■ Exercise directions ■
Omit the images. Copy each entry word for word.
____ Dataset excerpts
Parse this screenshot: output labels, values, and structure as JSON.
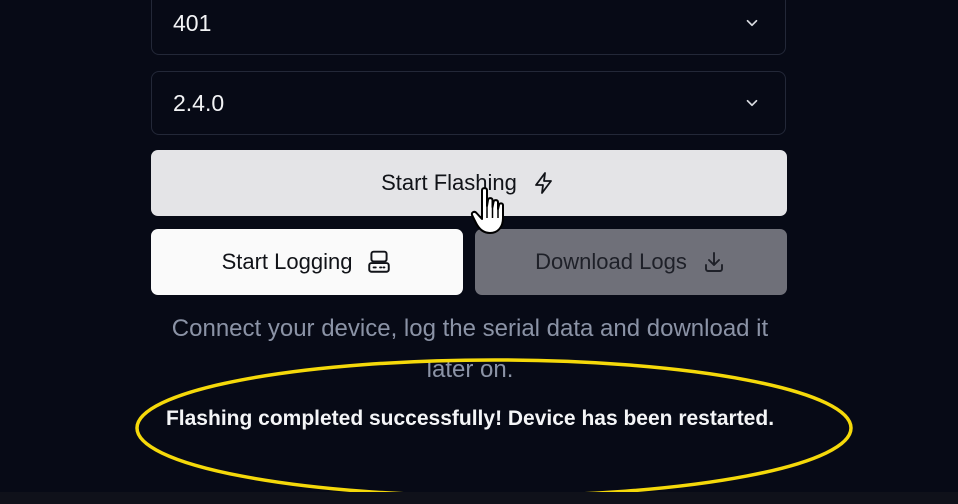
{
  "selects": {
    "model": {
      "value": "401",
      "icon": "chevron-down-icon"
    },
    "version": {
      "value": "2.4.0",
      "icon": "chevron-down-icon"
    }
  },
  "buttons": {
    "flash": {
      "label": "Start Flashing",
      "icon": "lightning-bolt-icon"
    },
    "log": {
      "label": "Start Logging",
      "icon": "serial-device-icon"
    },
    "download": {
      "label": "Download Logs",
      "icon": "download-icon"
    }
  },
  "info_text": "Connect your device, log the serial data and download it later on.",
  "status": {
    "message": "Flashing completed successfully! Device has been restarted."
  },
  "colors": {
    "background": "#070a16",
    "highlight_ellipse": "#f5d90a",
    "muted_text": "#8b93a6"
  }
}
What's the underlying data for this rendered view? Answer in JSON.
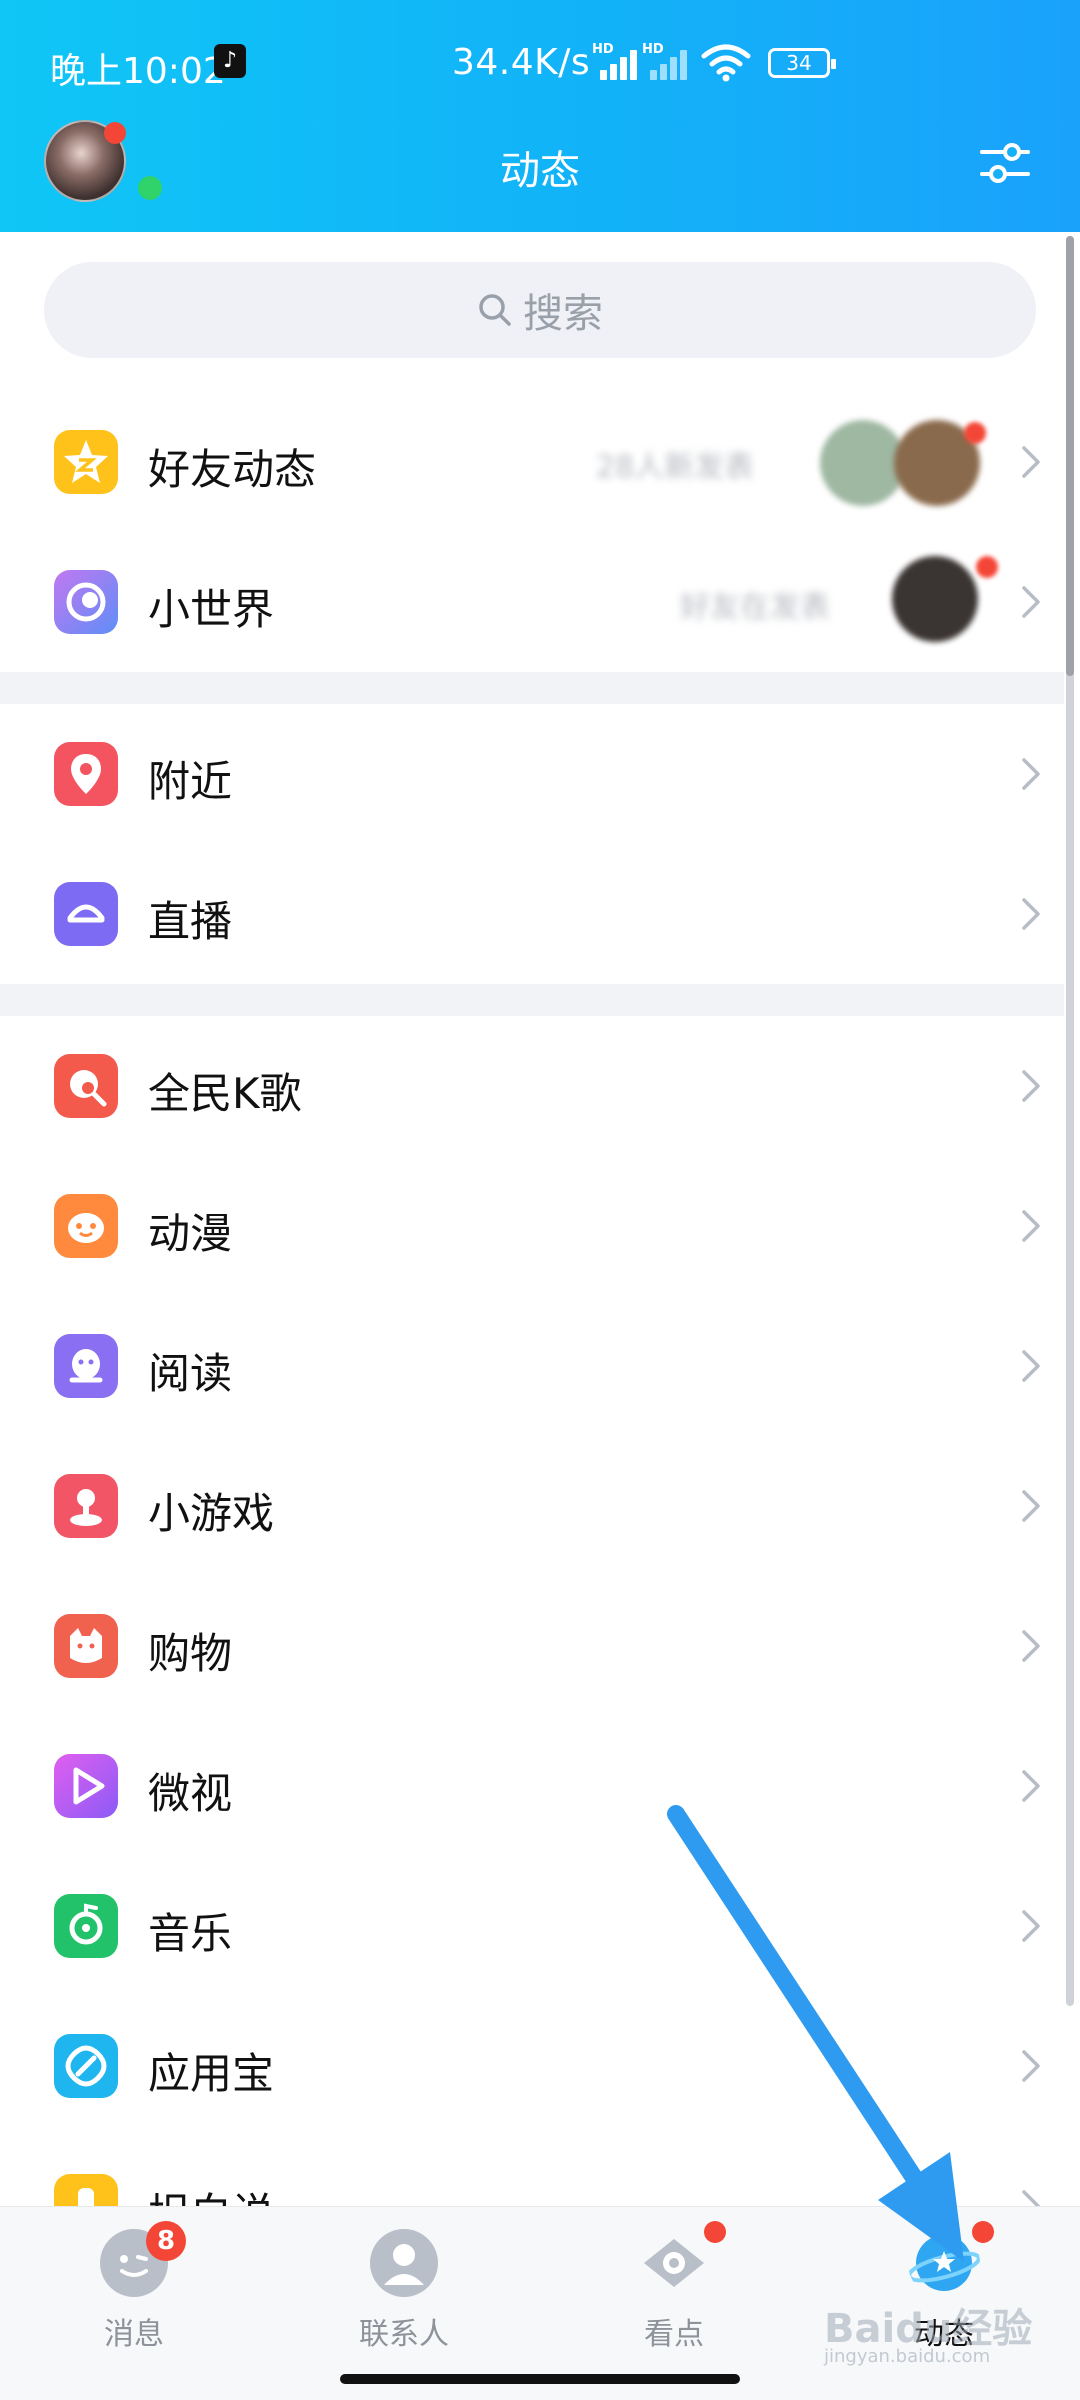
{
  "status_bar": {
    "time": "晚上10:02",
    "net_speed": "34.4K/s",
    "hd_label": "HD",
    "battery": "34"
  },
  "header": {
    "title": "动态"
  },
  "search": {
    "placeholder": "搜索"
  },
  "sections": [
    {
      "items": [
        {
          "label": "好友动态",
          "icon": "qzone-star-icon",
          "color": "#ffc21a",
          "right_text": "28人新发表"
        },
        {
          "label": "小世界",
          "icon": "small-world-icon",
          "color": "#6e7cf5",
          "right_text": "好友在发表"
        }
      ]
    },
    {
      "items": [
        {
          "label": "附近",
          "icon": "location-pin-icon",
          "color": "#f3545f"
        },
        {
          "label": "直播",
          "icon": "live-icon",
          "color": "#7d6cf3"
        }
      ]
    },
    {
      "items": [
        {
          "label": "全民K歌",
          "icon": "karaoke-icon",
          "color": "#f45a4c"
        },
        {
          "label": "动漫",
          "icon": "anime-icon",
          "color": "#ff8a3d"
        },
        {
          "label": "阅读",
          "icon": "reading-icon",
          "color": "#8a6ff3"
        },
        {
          "label": "小游戏",
          "icon": "mini-game-icon",
          "color": "#f25566"
        },
        {
          "label": "购物",
          "icon": "shopping-icon",
          "color": "#f0614e"
        },
        {
          "label": "微视",
          "icon": "weishi-icon",
          "color": "#b05cf0"
        },
        {
          "label": "音乐",
          "icon": "music-icon",
          "color": "#22c26a"
        },
        {
          "label": "应用宝",
          "icon": "app-store-icon",
          "color": "#1fb6f0"
        },
        {
          "label": "坦白说",
          "icon": "confession-icon",
          "color": "#ffc21a"
        }
      ]
    }
  ],
  "bottom_nav": [
    {
      "label": "消息",
      "icon": "message-icon",
      "badge": "8"
    },
    {
      "label": "联系人",
      "icon": "contacts-icon"
    },
    {
      "label": "看点",
      "icon": "eye-icon"
    },
    {
      "label": "动态",
      "icon": "planet-icon",
      "active": true
    }
  ],
  "watermark": {
    "text": "Baidu经验",
    "sub": "jingyan.baidu.com"
  }
}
________
■ Worked solution ■
Parse this screenshot: output labels, values, and structure as JSON.
{
  "selects": {
    "model": {
      "value": "401",
      "icon": "chevron-down-icon"
    },
    "version": {
      "value": "2.4.0",
      "icon": "chevron-down-icon"
    }
  },
  "buttons": {
    "flash": {
      "label": "Start Flashing",
      "icon": "lightning-bolt-icon"
    },
    "log": {
      "label": "Start Logging",
      "icon": "serial-device-icon"
    },
    "download": {
      "label": "Download Logs",
      "icon": "download-icon"
    }
  },
  "info_text": "Connect your device, log the serial data and download it later on.",
  "status": {
    "message": "Flashing completed successfully! Device has been restarted."
  },
  "colors": {
    "background": "#070a16",
    "highlight_ellipse": "#f5d90a",
    "muted_text": "#8b93a6"
  }
}
What's the underlying data for this rendered view? Answer in JSON.
{
  "status_bar": {
    "time": "晚上10:02",
    "net_speed": "34.4K/s",
    "hd_label": "HD",
    "battery": "34"
  },
  "header": {
    "title": "动态"
  },
  "search": {
    "placeholder": "搜索"
  },
  "sections": [
    {
      "items": [
        {
          "label": "好友动态",
          "icon": "qzone-star-icon",
          "color": "#ffc21a",
          "right_text": "28人新发表"
        },
        {
          "label": "小世界",
          "icon": "small-world-icon",
          "color": "#6e7cf5",
          "right_text": "好友在发表"
        }
      ]
    },
    {
      "items": [
        {
          "label": "附近",
          "icon": "location-pin-icon",
          "color": "#f3545f"
        },
        {
          "label": "直播",
          "icon": "live-icon",
          "color": "#7d6cf3"
        }
      ]
    },
    {
      "items": [
        {
          "label": "全民K歌",
          "icon": "karaoke-icon",
          "color": "#f45a4c"
        },
        {
          "label": "动漫",
          "icon": "anime-icon",
          "color": "#ff8a3d"
        },
        {
          "label": "阅读",
          "icon": "reading-icon",
          "color": "#8a6ff3"
        },
        {
          "label": "小游戏",
          "icon": "mini-game-icon",
          "color": "#f25566"
        },
        {
          "label": "购物",
          "icon": "shopping-icon",
          "color": "#f0614e"
        },
        {
          "label": "微视",
          "icon": "weishi-icon",
          "color": "#b05cf0"
        },
        {
          "label": "音乐",
          "icon": "music-icon",
          "color": "#22c26a"
        },
        {
          "label": "应用宝",
          "icon": "app-store-icon",
          "color": "#1fb6f0"
        },
        {
          "label": "坦白说",
          "icon": "confession-icon",
          "color": "#ffc21a"
        }
      ]
    }
  ],
  "bottom_nav": [
    {
      "label": "消息",
      "icon": "message-icon",
      "badge": "8"
    },
    {
      "label": "联系人",
      "icon": "contacts-icon"
    },
    {
      "label": "看点",
      "icon": "eye-icon"
    },
    {
      "label": "动态",
      "icon": "planet-icon",
      "active": true
    }
  ],
  "watermark": {
    "text": "Baidu经验",
    "sub": "jingyan.baidu.com"
  }
}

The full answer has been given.